REQUIRED WORK »
[1] Reproduce the part of the Pujali article starting with "City in West" and going on through "Development Authority (KMDA).".
[2] In the Pujali article, how does the Köppen-Geiger system classify the city's climate?
[3] Write the next part of the Pujali article, picking up after its final line.

EXCERPTED PASSAGE »

City in West Bengal, India

Pujali (/bn/) is a city and a municipality of South 24 Parganas district in the Indian state of West Bengal. It is a part of the area covered by Kolkata Metropolitan Development Authority (KMDA).

==Geography==

===Area overview===
Alipore Sadar subdivision is the most urbanized part of the South 24 Parganas district. 59.85% of the population lives in the urban areas and 40.15% lives in the rural areas. In the northern portion of the subdivision (shown in the map alongside) there are 21 census towns. The entire district is situated in the Ganges Delta and the subdivision, on the east bank of the Hooghly River, is an alluvial stretch, with industrial development

Note: The map alongside presents some of the notable locations in the subdivision. All places marked in the map are linked in the larger full screen map.

===Location===
Pujali is located at . It has an average elevation of 8 m.

Balarampur, Uttar Raypur, Buita, Benjanhari Acharial, Abhirampur and Nischintapur form a cluster of census towns around Budge Budge and Pujali, as per the map of the Budge Budge I CD block on the page number 167 in the District Census Handbook 2011 for the South 24 Parganas district.

===Climate===
Köppen-Geiger climate classification system classifies its climate as tropical wet and dry (Aw).

Climate data for Pujali
| Month | Jan | Feb | Mar | Apr | May | Jun | Jul | Aug | Sep | Oct | Nov | Dec | Year |
| Mean daily maximum °C (°F) | 25.4 (77.7) | 27.7 (81.9) | 31.4 (88.5) | 33.1 (91.6) | 33.4 (92.1) | 32.3 (90.1) | 30.7 (87.3) | 30.8 (87.4) | 31.2 (88.2) | 30.8 (87.4) | 28.1 (82.6) | 25.1 (77.2) | 30.0 (86.0) |
| Daily mean °C (°F) | 19.9 (67.8) | 22.7 (72.9) | 27 (81) | 29.3 (84.7) | 30 (86) | 29.5 (85.1) | 28.5 (83.3) | 28.6 (83.5) | 28.5 (83.3) | 27.5 (81.5) | 23.5 (74.3) | 20 (68) | 26.3 (79.3) |
| Mean daily minimum °C (°F) | 14.5 (58.1) | 17.7 (63.9) | 22.6 (72.7) | 25.6 (78.1) | 26.7 (80.1) | 26.8 (80.2) | 26.4 (79.5) | 26.4 (79.5) | 25.9 (78.6) | 24.2 (75.6) | 19 (66) | 14.6 (58.3) | 22.5 (72.6) |
| Average precipitation mm (inches) | 14 (0.6) | 17 (0.7) | 20 (0.8) | 34 (1.3) | 96 (3.8) | 244 (9.6) | 323 (12.7) | 322 (12.7) | 321 (12.6) | 172 (6.8) | 30 (1.2) | 1 (0.0) | 1,594 (62.8) |
Source: World Weather Online (altitude: 8 m)

Entries drawn from a collection

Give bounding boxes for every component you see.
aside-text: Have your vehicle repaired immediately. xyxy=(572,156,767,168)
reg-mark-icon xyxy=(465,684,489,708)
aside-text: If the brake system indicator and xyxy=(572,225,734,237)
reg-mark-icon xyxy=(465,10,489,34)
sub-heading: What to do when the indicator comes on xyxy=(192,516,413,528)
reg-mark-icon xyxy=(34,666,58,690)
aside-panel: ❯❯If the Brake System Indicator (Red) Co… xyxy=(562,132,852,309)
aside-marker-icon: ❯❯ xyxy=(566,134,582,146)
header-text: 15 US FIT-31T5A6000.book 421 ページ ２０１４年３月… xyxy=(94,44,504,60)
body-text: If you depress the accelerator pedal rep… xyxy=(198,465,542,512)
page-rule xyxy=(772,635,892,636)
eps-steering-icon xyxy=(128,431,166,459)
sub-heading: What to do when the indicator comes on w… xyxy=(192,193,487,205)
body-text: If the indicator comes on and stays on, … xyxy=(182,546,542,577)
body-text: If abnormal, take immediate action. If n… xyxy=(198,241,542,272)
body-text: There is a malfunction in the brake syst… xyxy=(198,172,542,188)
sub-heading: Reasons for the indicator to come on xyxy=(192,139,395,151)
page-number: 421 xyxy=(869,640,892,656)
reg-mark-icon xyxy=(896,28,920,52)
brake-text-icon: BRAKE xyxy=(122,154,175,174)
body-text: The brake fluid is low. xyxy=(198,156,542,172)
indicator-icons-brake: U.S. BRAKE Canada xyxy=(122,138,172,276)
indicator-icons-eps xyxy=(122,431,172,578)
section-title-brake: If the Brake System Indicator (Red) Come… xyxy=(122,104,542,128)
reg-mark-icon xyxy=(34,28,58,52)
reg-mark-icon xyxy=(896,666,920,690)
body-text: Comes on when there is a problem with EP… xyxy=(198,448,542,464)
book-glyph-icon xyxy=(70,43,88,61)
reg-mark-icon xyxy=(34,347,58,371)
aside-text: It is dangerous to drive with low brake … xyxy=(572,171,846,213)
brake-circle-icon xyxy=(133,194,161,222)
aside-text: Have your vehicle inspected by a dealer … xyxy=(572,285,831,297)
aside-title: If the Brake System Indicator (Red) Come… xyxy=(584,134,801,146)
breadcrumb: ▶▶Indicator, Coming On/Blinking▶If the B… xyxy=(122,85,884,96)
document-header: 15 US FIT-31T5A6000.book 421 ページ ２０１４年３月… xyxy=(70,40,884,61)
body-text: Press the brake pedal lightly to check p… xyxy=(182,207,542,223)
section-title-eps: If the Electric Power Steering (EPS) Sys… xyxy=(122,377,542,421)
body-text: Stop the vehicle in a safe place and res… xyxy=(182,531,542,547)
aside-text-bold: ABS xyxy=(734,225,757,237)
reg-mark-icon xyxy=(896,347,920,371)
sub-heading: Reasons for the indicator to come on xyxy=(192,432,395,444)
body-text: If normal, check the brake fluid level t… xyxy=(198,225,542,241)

EXERCISE RESULTS »
[1]
City in West Bengal, India

Pujali (/bn/) is a city and a municipality of South 24 Parganas district in the Indian state of West Bengal. It is a part of the area covered by Kolkata Metropolitan Development Authority (KMDA).

[2] Tropical wet and dry (Aw).

[3]
==Demographics==
===Population===

According to the 2011 Census of India, Pujali had a total population of 37,047, of which 18,940 (51.12%) were males and 18,107 (48.88%) were females. It had a population density of 4453 PD/sqkm with a sex ratio of 956 females for every 1000 males. There were 4,316 persons in the age range of 0 to 6 years which is 11.65% of the total population. The Scheduled Castes numbered 5,480 (14.79%) and the Scheduled Tribes numbered 937 (2.53%). The total number of literate persons was 25,791 (78.80% of the population over 6 years) out of which males numbered 13,827 (82.59% of the male population over 6 years) and females numbered 11,964 (74.82% of the female population over 6 years). Pujali had a total of 8,587 households as per report released by 2011 Census of India.

===Language===

At the time of the 2011 Census of India, 98.18% of the population spoke Bengali, 1.79% Hindi and 0.02% Urdu as their first language.

===Religion===

According to the 2011 Census of India, 58.54% of the population is Hindu, 41.20% Muslim, 0.16% Christian, 0.01% Sikh, 0.02% Buddhist and 0.01% Jain. 0.05% did not state a religion in the census.

==Civic administration==
===Municipality===
Pujali Municipality covers an area of 8.32 km2. It has jurisdiction over the entire city of Pujali. The municipality was established in . It is divided into 15 administrative wards. According to the 2022 municipal election, it is being controlled by the All India Trinamool Congress.

===Police station===
Pujali police station has jurisdiction over parts of the Pujali Municipality, and the Budge Budge I CD block.

===CD block HQ===
The headquarters of the Budge Budge I CD block are located at Purba Nischintapur. The map of the CD block Budge Budge I on the page number 167 in the District Census Handbook 2011 for the South 24 Parganas district shows the headquarters of the CD block as being in Pujali.

==Transport==
Pujali is on the Budge Budge Trunk Road.

Budge Budge railway station is located nearby.

==Healthcare==
There is a primary health centre, with 6 beds, at Biraj Lakshmi (PO Pujali).